## Problems to solve
1) Answer these questions from the piece on sporting dress, marking each answer with its letter.
(a) What did the England football team wear to the last World Cup?
(b) What did cricket whites originally consist of?
(c) Until when did the front rows of the audience at the snooker World Championship wear black tie?
2) Write a continuation of the piece on sporting dress, starting after its last sentence.

It cannot have escaped your notice that professional sportsmen of various stamps are once again showing up to games wearing suits and ties, and leaving afterwards similarly attired.
THE England football team went to the last World Cup in grey three-piece affairs, and that was the best thing about their performance. This is all to the good, but something odd has happened.
England’s ‘footballers’
I was reflecting the other day on the origins of certain forms of sporting dress, namely that worn for cricket, tennis and snooker. Cricket whites, or creams, were originally cream slacks, white shirt, and wool sweater (sleeves optional), worn with sporting blazer and cap. The blazer and cap were removed prior to play, and made for the accidental uniform of the sport. This is still the case, as seen in the fine-looking captains of England and Australia, below. But when all this was taking shape, men of all stamps who went to look on also wore jackets and ties, and hats.
Ponting and Strauss, this week
Eton v. Harrow, Lord’s 1906
The tennis story is remarkably similar, as anyone who has seen old footage of Fred Perry playing will testify. The uniform of the sport was simply the uniform of the gentleman, but slightly unbuttoned. And the crowd spectated in collar, tie, and headgear.
Fred Perry
Snooker, which is now sinking into a mire of sad populism, owes its uniform to gentlemen’s evening wear, the dinner jacket being removed to leave simply a waistcoat, dress-shirt with bowtie, and dress trousers and shoes. Things devolved into the lounge suit, but basically remained attached to gentlemen’s formal attire. And those who watched the game would have looked much the same. Until the 1980s, the front rows of the audience at the World Championship wore black tie.

## Dataset rows
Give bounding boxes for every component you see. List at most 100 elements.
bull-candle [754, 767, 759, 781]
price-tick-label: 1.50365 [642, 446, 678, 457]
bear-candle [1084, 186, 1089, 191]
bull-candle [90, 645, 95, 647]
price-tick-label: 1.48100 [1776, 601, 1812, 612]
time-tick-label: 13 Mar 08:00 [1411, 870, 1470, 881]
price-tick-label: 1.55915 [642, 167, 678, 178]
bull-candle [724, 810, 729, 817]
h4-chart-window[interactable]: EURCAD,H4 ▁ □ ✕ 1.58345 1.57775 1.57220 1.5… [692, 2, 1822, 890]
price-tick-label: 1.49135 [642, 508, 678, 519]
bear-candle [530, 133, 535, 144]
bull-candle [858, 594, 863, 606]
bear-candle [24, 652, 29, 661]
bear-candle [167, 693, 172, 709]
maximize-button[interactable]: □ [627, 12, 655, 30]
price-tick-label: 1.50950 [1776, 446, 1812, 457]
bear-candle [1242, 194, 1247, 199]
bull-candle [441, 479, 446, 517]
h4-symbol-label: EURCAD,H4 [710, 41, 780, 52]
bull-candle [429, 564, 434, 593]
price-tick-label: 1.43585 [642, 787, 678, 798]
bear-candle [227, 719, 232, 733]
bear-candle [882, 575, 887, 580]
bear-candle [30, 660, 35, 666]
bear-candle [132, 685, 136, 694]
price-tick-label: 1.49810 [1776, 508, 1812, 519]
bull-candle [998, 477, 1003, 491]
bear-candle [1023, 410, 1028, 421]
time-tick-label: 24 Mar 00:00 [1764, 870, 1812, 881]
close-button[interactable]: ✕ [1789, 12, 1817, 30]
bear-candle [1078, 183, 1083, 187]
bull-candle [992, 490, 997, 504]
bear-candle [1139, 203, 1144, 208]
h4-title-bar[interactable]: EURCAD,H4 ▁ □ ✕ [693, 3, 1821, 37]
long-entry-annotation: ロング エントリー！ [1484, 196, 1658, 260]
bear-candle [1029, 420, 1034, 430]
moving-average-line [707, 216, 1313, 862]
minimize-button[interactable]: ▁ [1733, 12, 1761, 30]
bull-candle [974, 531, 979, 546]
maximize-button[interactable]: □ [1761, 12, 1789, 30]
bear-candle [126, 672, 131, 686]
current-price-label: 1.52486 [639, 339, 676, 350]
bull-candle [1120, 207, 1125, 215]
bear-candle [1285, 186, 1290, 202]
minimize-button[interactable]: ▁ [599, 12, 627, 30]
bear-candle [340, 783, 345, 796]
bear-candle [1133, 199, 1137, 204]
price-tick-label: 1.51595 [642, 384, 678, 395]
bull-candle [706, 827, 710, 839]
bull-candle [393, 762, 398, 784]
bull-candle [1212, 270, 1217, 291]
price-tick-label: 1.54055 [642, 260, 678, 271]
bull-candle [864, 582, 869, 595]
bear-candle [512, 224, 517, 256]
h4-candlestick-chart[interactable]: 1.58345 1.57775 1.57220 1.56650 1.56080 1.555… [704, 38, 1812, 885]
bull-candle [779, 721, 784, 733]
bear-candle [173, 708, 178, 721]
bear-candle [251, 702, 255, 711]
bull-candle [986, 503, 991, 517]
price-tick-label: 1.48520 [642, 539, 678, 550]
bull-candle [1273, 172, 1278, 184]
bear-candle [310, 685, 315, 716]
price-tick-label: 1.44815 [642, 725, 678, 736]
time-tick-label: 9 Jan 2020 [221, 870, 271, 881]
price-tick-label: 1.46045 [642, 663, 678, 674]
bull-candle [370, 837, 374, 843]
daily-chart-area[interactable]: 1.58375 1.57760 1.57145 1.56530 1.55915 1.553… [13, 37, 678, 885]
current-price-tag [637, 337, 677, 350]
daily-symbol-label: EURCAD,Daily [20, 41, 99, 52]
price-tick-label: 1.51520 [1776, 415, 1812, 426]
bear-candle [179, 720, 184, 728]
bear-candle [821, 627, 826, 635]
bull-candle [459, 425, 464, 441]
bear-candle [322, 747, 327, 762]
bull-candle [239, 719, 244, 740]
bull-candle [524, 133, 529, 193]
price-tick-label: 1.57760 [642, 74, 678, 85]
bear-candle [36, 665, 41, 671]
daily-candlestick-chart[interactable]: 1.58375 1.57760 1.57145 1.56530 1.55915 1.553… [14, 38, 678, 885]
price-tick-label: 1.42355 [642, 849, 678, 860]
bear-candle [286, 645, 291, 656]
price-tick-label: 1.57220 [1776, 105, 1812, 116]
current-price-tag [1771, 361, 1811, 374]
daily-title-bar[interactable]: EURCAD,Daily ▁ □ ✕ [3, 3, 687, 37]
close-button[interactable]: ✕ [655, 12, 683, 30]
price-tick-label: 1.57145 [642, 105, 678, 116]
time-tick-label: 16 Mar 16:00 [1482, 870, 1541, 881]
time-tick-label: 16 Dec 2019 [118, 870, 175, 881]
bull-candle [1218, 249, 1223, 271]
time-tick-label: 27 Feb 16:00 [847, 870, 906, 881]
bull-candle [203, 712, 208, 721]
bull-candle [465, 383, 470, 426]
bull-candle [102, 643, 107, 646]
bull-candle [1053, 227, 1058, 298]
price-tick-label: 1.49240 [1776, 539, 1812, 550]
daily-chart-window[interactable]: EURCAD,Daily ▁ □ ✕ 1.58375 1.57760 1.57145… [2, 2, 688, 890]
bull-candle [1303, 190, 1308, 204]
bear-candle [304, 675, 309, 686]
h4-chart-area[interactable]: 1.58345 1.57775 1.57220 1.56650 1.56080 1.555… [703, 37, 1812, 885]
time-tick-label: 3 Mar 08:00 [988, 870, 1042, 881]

## Final results
1)
(a) Grey three-piece suits.
(b) Cream slacks, a white shirt and a wool sweater (sleeves optional), worn with a sporting blazer and cap.
(c) Until the 1980s.

2)
Joe Davis
More generally, the sporting audience of yesteryear went into the public gaze in appropriate clothing regardless of the sport. Baseball audiences of the 1950s, and even football (soccer) audiences up until the 1960s were suited, booted and crowned (and I’m talking of working-class audiences in the main). So why, when so many sportsmen are returning to the suit, do the watchers of sport now attend the fixtures of their favoured sports wearing the clothes in which modern athletes perform? What logic is there in wearing basketball gear to a basketball game? Or a football strip to a football match? So many sporting uniforms owe their existence to a distant relationship with gentlemanly (or at least respectable) sartorial standards, it now seems odd that sporting attire – with all its utilitarian considerations of comfort, the wicking away of sweat, and optimal performance for elite professionals – is informing what Mr. Public wears in the street, around the house, and to sit and watch.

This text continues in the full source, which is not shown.